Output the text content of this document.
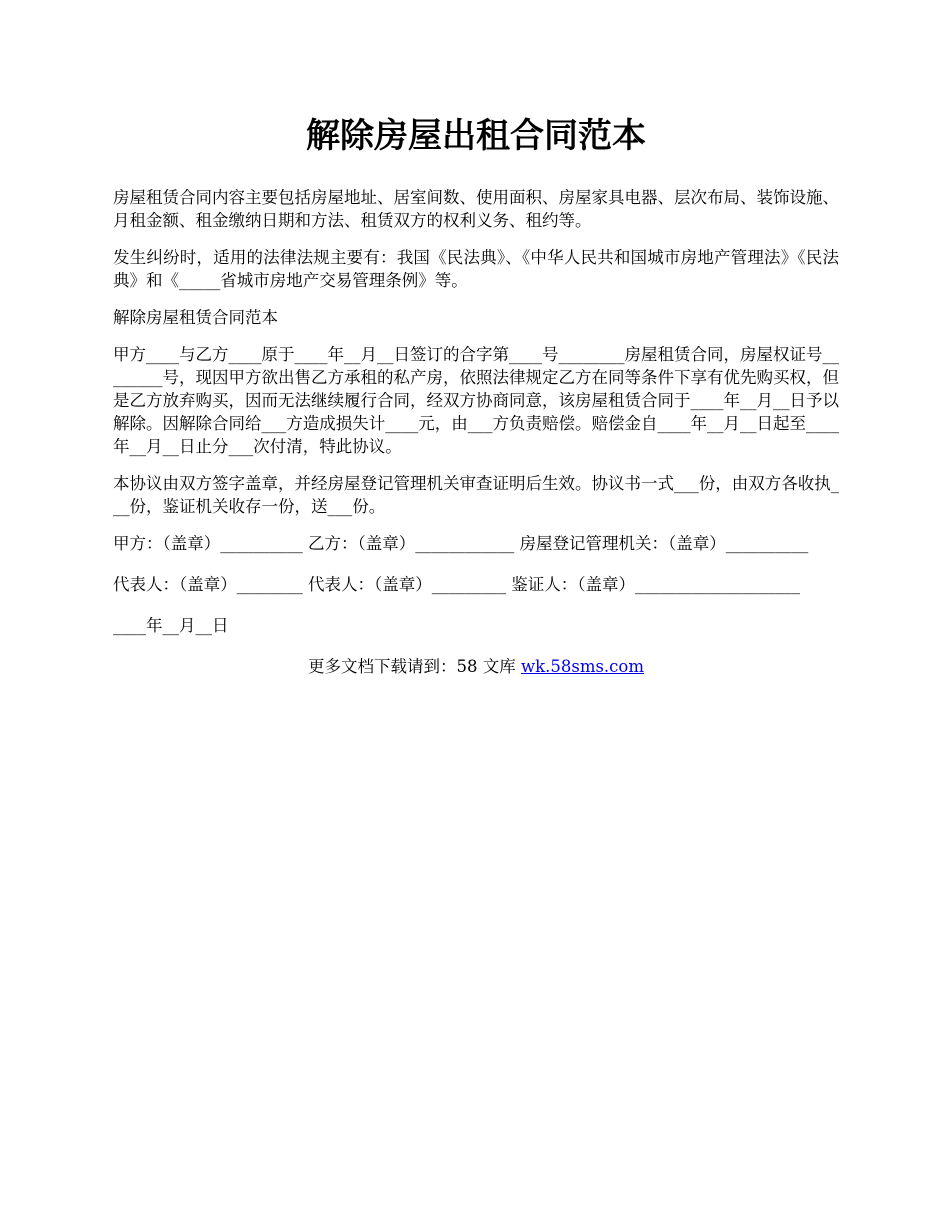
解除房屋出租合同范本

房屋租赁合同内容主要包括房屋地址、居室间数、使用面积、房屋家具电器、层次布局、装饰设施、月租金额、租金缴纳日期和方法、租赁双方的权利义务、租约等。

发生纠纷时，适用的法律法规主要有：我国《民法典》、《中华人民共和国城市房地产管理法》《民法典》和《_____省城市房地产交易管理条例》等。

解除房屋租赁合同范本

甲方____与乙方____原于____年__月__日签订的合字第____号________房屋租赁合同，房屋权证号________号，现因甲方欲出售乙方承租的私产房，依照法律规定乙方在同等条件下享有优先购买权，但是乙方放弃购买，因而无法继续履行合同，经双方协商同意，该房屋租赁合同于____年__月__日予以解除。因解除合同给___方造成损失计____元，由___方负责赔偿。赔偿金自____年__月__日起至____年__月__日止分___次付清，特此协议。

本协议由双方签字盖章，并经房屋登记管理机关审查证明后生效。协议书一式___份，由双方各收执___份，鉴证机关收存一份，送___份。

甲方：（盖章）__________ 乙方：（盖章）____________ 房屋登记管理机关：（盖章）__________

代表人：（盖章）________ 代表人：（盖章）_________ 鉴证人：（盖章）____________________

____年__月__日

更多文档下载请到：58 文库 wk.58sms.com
...
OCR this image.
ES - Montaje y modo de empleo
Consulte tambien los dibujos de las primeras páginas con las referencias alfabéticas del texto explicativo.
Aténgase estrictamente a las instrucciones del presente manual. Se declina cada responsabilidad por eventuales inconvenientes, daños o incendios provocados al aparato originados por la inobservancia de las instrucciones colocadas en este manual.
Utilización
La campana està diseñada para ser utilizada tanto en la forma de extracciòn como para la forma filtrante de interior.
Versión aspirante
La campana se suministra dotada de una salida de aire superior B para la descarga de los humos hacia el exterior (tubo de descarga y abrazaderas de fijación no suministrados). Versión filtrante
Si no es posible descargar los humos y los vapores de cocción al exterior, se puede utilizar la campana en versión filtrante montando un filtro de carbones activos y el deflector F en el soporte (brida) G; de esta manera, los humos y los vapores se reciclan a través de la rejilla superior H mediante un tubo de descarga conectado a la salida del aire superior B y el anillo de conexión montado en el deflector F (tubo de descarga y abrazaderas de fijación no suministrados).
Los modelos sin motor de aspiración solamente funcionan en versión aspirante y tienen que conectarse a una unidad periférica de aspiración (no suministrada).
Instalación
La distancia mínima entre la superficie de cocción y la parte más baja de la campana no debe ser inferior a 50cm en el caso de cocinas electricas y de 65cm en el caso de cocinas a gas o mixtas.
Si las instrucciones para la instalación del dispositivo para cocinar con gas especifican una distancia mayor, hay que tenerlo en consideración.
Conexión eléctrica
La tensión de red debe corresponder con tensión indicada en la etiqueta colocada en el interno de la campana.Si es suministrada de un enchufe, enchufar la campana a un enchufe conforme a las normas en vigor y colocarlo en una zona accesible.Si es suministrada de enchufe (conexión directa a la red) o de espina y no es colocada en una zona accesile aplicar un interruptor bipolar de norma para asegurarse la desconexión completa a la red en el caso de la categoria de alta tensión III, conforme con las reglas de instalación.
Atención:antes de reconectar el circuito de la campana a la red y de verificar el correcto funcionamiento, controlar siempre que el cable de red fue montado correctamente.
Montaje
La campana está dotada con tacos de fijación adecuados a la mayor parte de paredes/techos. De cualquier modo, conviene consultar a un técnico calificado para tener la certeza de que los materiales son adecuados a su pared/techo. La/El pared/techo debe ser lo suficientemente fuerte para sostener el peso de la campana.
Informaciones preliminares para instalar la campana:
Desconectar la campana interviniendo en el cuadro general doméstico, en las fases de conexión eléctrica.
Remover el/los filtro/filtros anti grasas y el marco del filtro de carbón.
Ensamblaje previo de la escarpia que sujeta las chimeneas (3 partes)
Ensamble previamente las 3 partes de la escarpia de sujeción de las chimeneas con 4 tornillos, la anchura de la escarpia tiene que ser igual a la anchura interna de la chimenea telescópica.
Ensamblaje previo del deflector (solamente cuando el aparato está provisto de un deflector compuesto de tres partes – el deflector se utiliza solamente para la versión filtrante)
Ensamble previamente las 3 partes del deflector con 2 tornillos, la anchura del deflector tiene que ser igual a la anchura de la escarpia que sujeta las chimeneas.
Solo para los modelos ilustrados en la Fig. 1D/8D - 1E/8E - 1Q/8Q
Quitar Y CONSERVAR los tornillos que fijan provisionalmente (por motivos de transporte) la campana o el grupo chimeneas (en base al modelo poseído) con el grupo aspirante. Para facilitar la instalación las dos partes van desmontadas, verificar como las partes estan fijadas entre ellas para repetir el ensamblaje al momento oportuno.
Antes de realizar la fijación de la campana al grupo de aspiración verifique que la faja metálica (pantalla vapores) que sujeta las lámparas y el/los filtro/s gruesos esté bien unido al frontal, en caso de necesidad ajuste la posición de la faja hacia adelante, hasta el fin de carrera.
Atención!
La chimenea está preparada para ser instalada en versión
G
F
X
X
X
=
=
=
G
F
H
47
* * *
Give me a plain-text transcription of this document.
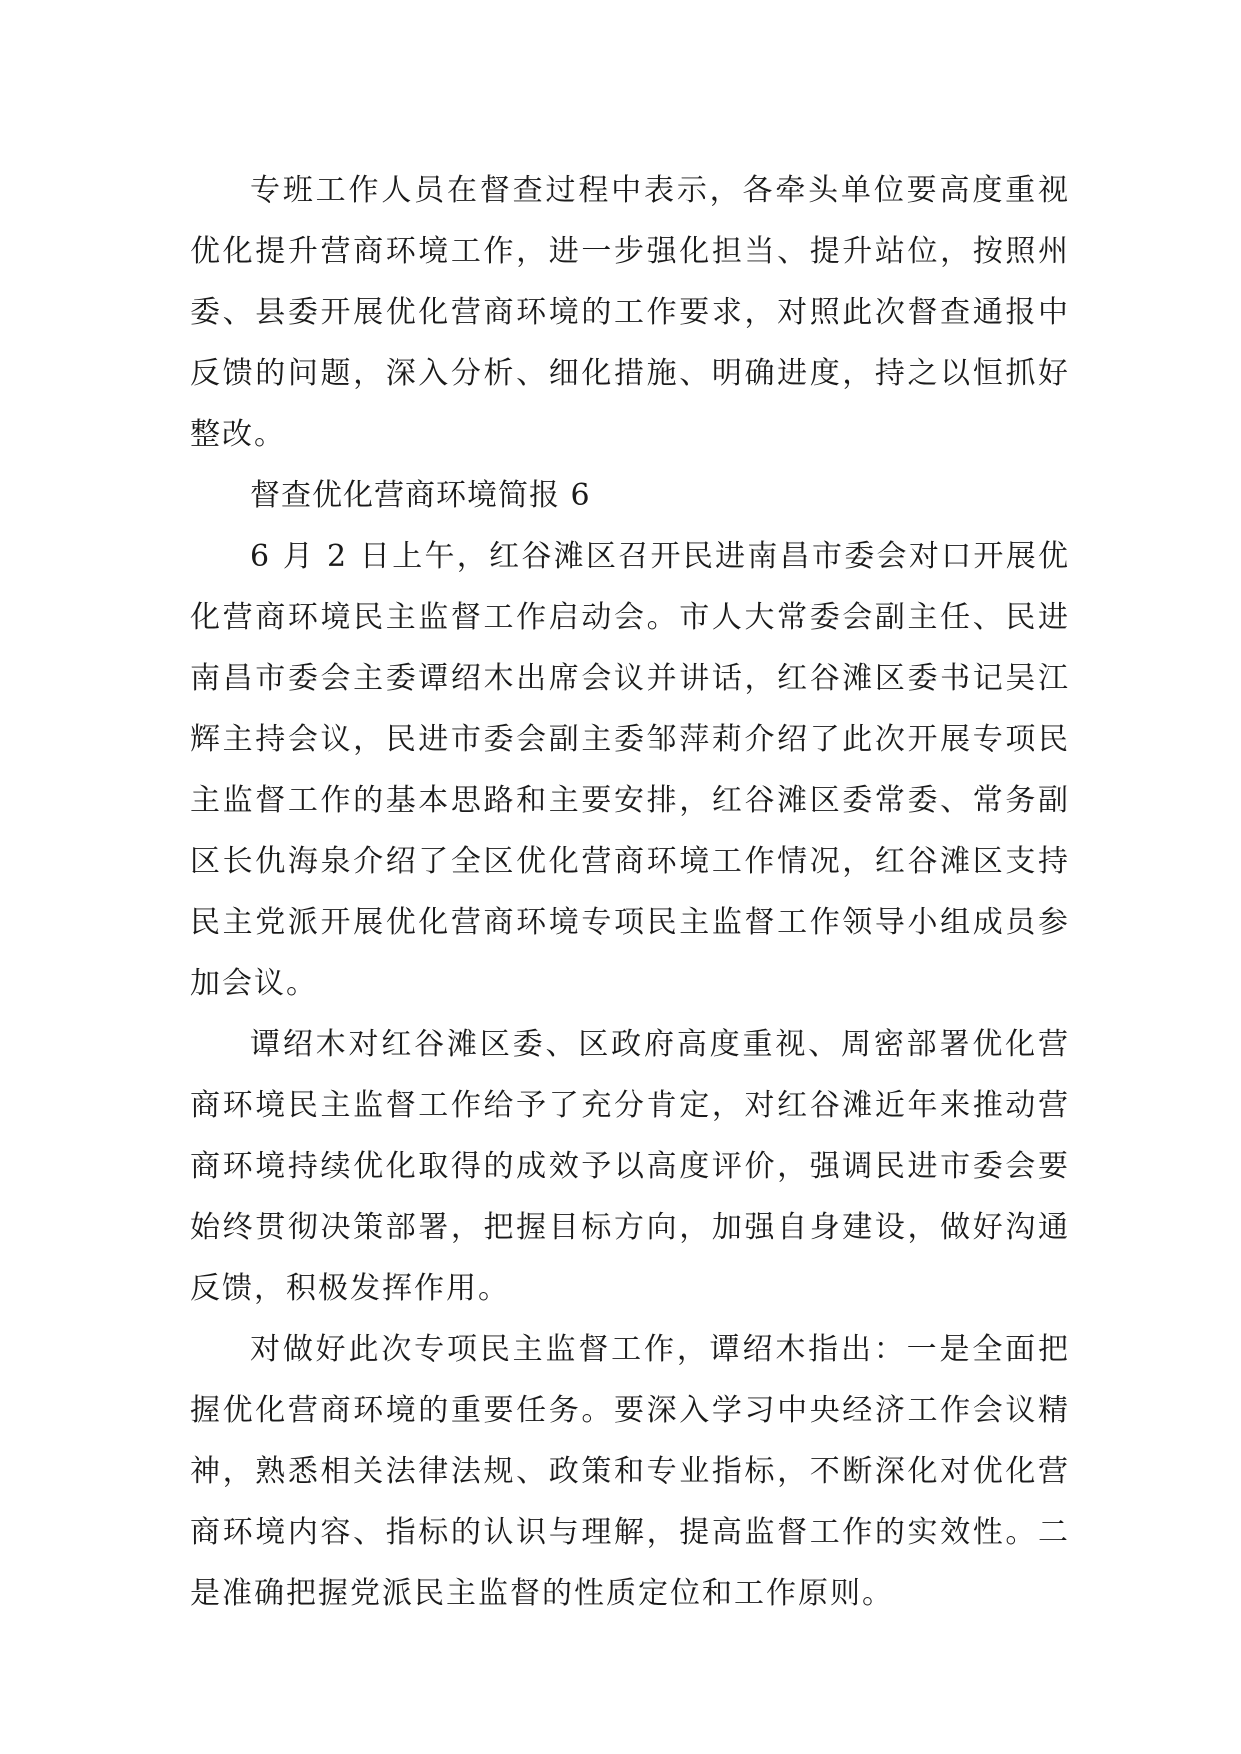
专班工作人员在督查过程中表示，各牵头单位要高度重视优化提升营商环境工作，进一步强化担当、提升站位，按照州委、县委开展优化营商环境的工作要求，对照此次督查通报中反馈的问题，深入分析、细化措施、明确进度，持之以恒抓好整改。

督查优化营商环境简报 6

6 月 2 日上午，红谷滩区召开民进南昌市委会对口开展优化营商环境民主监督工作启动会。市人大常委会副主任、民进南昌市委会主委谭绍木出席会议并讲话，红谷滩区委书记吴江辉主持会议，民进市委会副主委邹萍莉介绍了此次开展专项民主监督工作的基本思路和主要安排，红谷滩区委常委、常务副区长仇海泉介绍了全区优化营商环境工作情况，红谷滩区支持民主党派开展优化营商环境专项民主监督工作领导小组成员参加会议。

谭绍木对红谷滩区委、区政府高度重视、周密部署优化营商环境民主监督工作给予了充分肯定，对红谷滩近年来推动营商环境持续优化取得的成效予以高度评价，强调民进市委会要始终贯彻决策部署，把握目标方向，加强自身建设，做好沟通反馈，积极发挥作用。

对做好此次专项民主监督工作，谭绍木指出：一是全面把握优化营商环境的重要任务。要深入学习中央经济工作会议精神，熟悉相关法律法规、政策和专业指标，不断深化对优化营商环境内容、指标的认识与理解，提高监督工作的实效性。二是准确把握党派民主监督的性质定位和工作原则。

Set task:
Pull out every line holding "Ensamble" from the records above, and copy it.

Right answer:
Ensamble previamente las 3 partes de la escarpia de sujeción de las chimeneas con 4 tornillos, la anchura de la escarpia tiene que ser igual a la anchura interna de la chimenea telescópica.
Ensamble previamente las 3 partes del deflector con 2 tornillos, la anchura del deflector tiene que ser igual a la anchura de la escarpia que sujeta las chimeneas.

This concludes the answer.